■ **Stored data**:
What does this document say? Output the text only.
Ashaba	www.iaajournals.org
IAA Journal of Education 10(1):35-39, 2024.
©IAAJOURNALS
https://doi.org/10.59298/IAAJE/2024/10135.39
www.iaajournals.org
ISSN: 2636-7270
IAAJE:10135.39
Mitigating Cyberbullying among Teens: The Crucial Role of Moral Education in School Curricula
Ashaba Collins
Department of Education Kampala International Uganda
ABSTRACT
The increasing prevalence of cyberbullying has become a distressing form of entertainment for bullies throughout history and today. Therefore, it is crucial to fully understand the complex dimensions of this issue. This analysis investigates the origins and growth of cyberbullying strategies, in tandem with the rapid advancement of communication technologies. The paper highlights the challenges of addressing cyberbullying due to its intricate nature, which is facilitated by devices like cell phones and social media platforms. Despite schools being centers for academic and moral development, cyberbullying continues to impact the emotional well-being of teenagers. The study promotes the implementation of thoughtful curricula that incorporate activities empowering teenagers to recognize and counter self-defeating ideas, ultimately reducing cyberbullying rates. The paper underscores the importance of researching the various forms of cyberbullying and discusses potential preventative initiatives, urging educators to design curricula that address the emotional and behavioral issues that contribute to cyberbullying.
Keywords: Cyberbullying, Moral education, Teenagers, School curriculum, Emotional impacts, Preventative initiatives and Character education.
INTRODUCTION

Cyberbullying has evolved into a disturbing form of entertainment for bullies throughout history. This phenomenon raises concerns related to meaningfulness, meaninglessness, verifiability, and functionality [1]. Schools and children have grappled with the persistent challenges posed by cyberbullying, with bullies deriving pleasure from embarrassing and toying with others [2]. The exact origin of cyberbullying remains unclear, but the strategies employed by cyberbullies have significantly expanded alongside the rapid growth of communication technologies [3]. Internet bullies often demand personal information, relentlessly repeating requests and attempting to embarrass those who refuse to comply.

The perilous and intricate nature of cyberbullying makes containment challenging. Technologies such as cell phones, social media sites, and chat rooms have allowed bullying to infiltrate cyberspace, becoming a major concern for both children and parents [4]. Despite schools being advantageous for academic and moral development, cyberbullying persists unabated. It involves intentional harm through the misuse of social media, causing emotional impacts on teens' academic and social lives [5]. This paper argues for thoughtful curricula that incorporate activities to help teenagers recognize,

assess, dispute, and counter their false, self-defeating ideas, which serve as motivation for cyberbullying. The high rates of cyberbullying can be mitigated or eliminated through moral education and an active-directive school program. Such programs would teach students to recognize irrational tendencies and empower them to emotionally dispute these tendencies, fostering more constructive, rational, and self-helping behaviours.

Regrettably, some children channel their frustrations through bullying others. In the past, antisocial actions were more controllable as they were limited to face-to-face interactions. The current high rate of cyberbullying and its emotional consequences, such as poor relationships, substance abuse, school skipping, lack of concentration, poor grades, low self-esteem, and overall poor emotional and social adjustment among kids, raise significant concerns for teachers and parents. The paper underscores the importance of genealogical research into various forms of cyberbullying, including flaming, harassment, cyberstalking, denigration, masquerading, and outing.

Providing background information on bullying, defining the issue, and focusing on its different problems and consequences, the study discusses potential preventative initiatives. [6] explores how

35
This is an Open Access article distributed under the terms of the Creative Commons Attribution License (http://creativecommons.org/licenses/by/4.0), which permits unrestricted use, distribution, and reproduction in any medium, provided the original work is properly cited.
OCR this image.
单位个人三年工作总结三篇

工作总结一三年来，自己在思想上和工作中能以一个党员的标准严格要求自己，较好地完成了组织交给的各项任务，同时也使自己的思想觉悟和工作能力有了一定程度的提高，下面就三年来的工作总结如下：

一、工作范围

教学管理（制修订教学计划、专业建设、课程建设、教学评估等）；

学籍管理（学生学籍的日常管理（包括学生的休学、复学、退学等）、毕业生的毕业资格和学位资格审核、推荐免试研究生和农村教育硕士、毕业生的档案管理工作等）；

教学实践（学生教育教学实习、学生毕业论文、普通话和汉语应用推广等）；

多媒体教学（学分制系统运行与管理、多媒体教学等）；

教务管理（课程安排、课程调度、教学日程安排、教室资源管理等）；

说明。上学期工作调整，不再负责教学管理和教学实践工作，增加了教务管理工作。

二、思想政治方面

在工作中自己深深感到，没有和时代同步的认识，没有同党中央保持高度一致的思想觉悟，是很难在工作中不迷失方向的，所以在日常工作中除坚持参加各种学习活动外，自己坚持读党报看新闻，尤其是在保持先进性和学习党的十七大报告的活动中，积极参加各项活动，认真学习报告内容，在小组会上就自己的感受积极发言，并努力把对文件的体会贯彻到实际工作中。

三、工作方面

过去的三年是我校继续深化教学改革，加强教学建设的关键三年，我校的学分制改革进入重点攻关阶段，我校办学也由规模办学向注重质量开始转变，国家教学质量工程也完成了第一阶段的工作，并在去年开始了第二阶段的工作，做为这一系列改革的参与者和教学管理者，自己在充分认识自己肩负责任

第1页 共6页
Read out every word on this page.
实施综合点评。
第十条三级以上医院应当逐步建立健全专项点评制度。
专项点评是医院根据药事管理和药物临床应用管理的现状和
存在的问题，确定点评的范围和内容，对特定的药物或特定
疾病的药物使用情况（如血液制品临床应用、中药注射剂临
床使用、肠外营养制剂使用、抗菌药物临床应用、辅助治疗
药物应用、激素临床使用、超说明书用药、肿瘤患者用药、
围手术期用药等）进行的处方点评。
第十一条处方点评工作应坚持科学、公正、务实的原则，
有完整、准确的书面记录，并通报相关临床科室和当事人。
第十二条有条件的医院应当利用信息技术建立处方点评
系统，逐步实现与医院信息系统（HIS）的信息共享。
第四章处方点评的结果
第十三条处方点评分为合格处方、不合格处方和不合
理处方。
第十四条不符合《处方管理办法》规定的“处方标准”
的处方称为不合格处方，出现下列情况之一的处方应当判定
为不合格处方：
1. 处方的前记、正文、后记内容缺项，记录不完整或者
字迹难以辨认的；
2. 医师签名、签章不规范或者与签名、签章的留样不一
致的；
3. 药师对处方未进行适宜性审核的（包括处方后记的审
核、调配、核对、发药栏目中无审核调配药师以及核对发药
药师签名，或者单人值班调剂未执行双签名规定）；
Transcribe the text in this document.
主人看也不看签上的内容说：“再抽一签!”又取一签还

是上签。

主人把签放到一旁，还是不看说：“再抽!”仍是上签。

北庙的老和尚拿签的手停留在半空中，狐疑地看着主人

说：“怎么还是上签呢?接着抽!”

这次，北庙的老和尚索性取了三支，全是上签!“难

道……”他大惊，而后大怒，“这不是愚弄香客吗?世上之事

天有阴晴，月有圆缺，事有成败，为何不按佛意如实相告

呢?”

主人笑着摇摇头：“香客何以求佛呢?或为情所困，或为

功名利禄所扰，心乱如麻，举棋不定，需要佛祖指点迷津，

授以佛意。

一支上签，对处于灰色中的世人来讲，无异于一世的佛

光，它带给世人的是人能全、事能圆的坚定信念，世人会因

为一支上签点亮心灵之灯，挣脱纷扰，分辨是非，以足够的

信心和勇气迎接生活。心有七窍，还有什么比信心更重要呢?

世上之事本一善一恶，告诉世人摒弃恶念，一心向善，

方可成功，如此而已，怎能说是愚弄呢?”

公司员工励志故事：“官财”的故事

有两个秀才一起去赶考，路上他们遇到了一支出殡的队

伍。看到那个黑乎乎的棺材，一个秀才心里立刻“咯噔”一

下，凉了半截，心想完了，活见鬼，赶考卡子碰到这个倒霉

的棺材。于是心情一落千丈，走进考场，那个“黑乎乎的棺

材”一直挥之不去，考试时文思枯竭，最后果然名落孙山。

■ **Exercise**:
Extract the listing in its entirety and repeat it exactly.

■ **Written reply**:
What does this document say? Output the text only.
Ashaba	www.iaajournals.org
IAA Journal of Education 10(1):35-39, 2024.
©IAAJOURNALS
https://doi.org/10.59298/IAAJE/2024/10135.39
www.iaajournals.org
ISSN: 2636-7270
IAAJE:10135.39
Mitigating Cyberbullying among Teens: The Crucial Role of Moral Education in School Curricula
Ashaba Collins
Department of Education Kampala International Uganda
ABSTRACT
The increasing prevalence of cyberbullying has become a distressing form of entertainment for bullies throughout history and today. Therefore, it is crucial to fully understand the complex dimensions of this issue. This analysis investigates the origins and growth of cyberbullying strategies, in tandem with the rapid advancement of communication technologies. The paper highlights the challenges of addressing cyberbullying due to its intricate nature, which is facilitated by devices like cell phones and social media platforms. Despite schools being centers for academic and moral development, cyberbullying continues to impact the emotional well-being of teenagers. The study promotes the implementation of thoughtful curricula that incorporate activities empowering teenagers to recognize and counter self-defeating ideas, ultimately reducing cyberbullying rates. The paper underscores the importance of researching the various forms of cyberbullying and discusses potential preventative initiatives, urging educators to design curricula that address the emotional and behavioral issues that contribute to cyberbullying.
Keywords: Cyberbullying, Moral education, Teenagers, School curriculum, Emotional impacts, Preventative initiatives and Character education.
INTRODUCTION

Cyberbullying has evolved into a disturbing form of entertainment for bullies throughout history. This phenomenon raises concerns related to meaningfulness, meaninglessness, verifiability, and functionality [1]. Schools and children have grappled with the persistent challenges posed by cyberbullying, with bullies deriving pleasure from embarrassing and toying with others [2]. The exact origin of cyberbullying remains unclear, but the strategies employed by cyberbullies have significantly expanded alongside the rapid growth of communication technologies [3]. Internet bullies often demand personal information, relentlessly repeating requests and attempting to embarrass those who refuse to comply.

The perilous and intricate nature of cyberbullying makes containment challenging. Technologies such as cell phones, social media sites, and chat rooms have allowed bullying to infiltrate cyberspace, becoming a major concern for both children and parents [4]. Despite schools being advantageous for academic and moral development, cyberbullying persists unabated. It involves intentional harm through the misuse of social media, causing emotional impacts on teens' academic and social lives [5]. This paper argues for thoughtful curricula that incorporate activities to help teenagers recognize,

assess, dispute, and counter their false, self-defeating ideas, which serve as motivation for cyberbullying. The high rates of cyberbullying can be mitigated or eliminated through moral education and an active-directive school program. Such programs would teach students to recognize irrational tendencies and empower them to emotionally dispute these tendencies, fostering more constructive, rational, and self-helping behaviours.

Regrettably, some children channel their frustrations through bullying others. In the past, antisocial actions were more controllable as they were limited to face-to-face interactions. The current high rate of cyberbullying and its emotional consequences, such as poor relationships, substance abuse, school skipping, lack of concentration, poor grades, low self-esteem, and overall poor emotional and social adjustment among kids, raise significant concerns for teachers and parents. The paper underscores the importance of genealogical research into various forms of cyberbullying, including flaming, harassment, cyberstalking, denigration, masquerading, and outing.

Providing background information on bullying, defining the issue, and focusing on its different problems and consequences, the study discusses potential preventative initiatives. [6] explores how

35
This is an Open Access article distributed under the terms of the Creative Commons Attribution License (http://creativecommons.org/licenses/by/4.0), which permits unrestricted use, distribution, and reproduction in any medium, provided the original work is properly cited.
OCR this image.
单位个人三年工作总结三篇

工作总结一三年来，自己在思想上和工作中能以一个党员的标准严格要求自己，较好地完成了组织交给的各项任务，同时也使自己的思想觉悟和工作能力有了一定程度的提高，下面就三年来的工作总结如下：

一、工作范围

教学管理（制修订教学计划、专业建设、课程建设、教学评估等）；

学籍管理（学生学籍的日常管理（包括学生的休学、复学、退学等）、毕业生的毕业资格和学位资格审核、推荐免试研究生和农村教育硕士、毕业生的档案管理工作等）；

教学实践（学生教育教学实习、学生毕业论文、普通话和汉语应用推广等）；

多媒体教学（学分制系统运行与管理、多媒体教学等）；

教务管理（课程安排、课程调度、教学日程安排、教室资源管理等）；

说明。上学期工作调整，不再负责教学管理和教学实践工作，增加了教务管理工作。

二、思想政治方面

在工作中自己深深感到，没有和时代同步的认识，没有同党中央保持高度一致的思想觉悟，是很难在工作中不迷失方向的，所以在日常工作中除坚持参加各种学习活动外，自己坚持读党报看新闻，尤其是在保持先进性和学习党的十七大报告的活动中，积极参加各项活动，认真学习报告内容，在小组会上就自己的感受积极发言，并努力把对文件的体会贯彻到实际工作中。

三、工作方面

过去的三年是我校继续深化教学改革，加强教学建设的关键三年，我校的学分制改革进入重点攻关阶段，我校办学也由规模办学向注重质量开始转变，国家教学质量工程也完成了第一阶段的工作，并在去年开始了第二阶段的工作，做为这一系列改革的参与者和教学管理者，自己在充分认识自己肩负责任

第1页 共6页
Read out every word on this page.
实施综合点评。
第十条三级以上医院应当逐步建立健全专项点评制度。
专项点评是医院根据药事管理和药物临床应用管理的现状和
存在的问题，确定点评的范围和内容，对特定的药物或特定
疾病的药物使用情况（如血液制品临床应用、中药注射剂临
床使用、肠外营养制剂使用、抗菌药物临床应用、辅助治疗
药物应用、激素临床使用、超说明书用药、肿瘤患者用药、
围手术期用药等）进行的处方点评。
第十一条处方点评工作应坚持科学、公正、务实的原则，
有完整、准确的书面记录，并通报相关临床科室和当事人。
第十二条有条件的医院应当利用信息技术建立处方点评
系统，逐步实现与医院信息系统（HIS）的信息共享。
第四章处方点评的结果
第十三条处方点评分为合格处方、不合格处方和不合
理处方。
第十四条不符合《处方管理办法》规定的“处方标准”
的处方称为不合格处方，出现下列情况之一的处方应当判定
为不合格处方：
1. 处方的前记、正文、后记内容缺项，记录不完整或者
字迹难以辨认的；
2. 医师签名、签章不规范或者与签名、签章的留样不一
致的；
3. 药师对处方未进行适宜性审核的（包括处方后记的审
核、调配、核对、发药栏目中无审核调配药师以及核对发药
药师签名，或者单人值班调剂未执行双签名规定）；
Transcribe the text in this document.
主人看也不看签上的内容说：“再抽一签!”又取一签还

是上签。

主人把签放到一旁，还是不看说：“再抽!”仍是上签。

北庙的老和尚拿签的手停留在半空中，狐疑地看着主人

说：“怎么还是上签呢?接着抽!”

这次，北庙的老和尚索性取了三支，全是上签!“难

道……”他大惊，而后大怒，“这不是愚弄香客吗?世上之事

天有阴晴，月有圆缺，事有成败，为何不按佛意如实相告

呢?”

主人笑着摇摇头：“香客何以求佛呢?或为情所困，或为

功名利禄所扰，心乱如麻，举棋不定，需要佛祖指点迷津，

授以佛意。

一支上签，对处于灰色中的世人来讲，无异于一世的佛

光，它带给世人的是人能全、事能圆的坚定信念，世人会因

为一支上签点亮心灵之灯，挣脱纷扰，分辨是非，以足够的

信心和勇气迎接生活。心有七窍，还有什么比信心更重要呢?

世上之事本一善一恶，告诉世人摒弃恶念，一心向善，

方可成功，如此而已，怎能说是愚弄呢?”

公司员工励志故事：“官财”的故事

有两个秀才一起去赶考，路上他们遇到了一支出殡的队

伍。看到那个黑乎乎的棺材，一个秀才心里立刻“咯噔”一

下，凉了半截，心想完了，活见鬼，赶考卡子碰到这个倒霉

的棺材。于是心情一落千丈，走进考场，那个“黑乎乎的棺

材”一直挥之不去，考试时文思枯竭，最后果然名落孙山。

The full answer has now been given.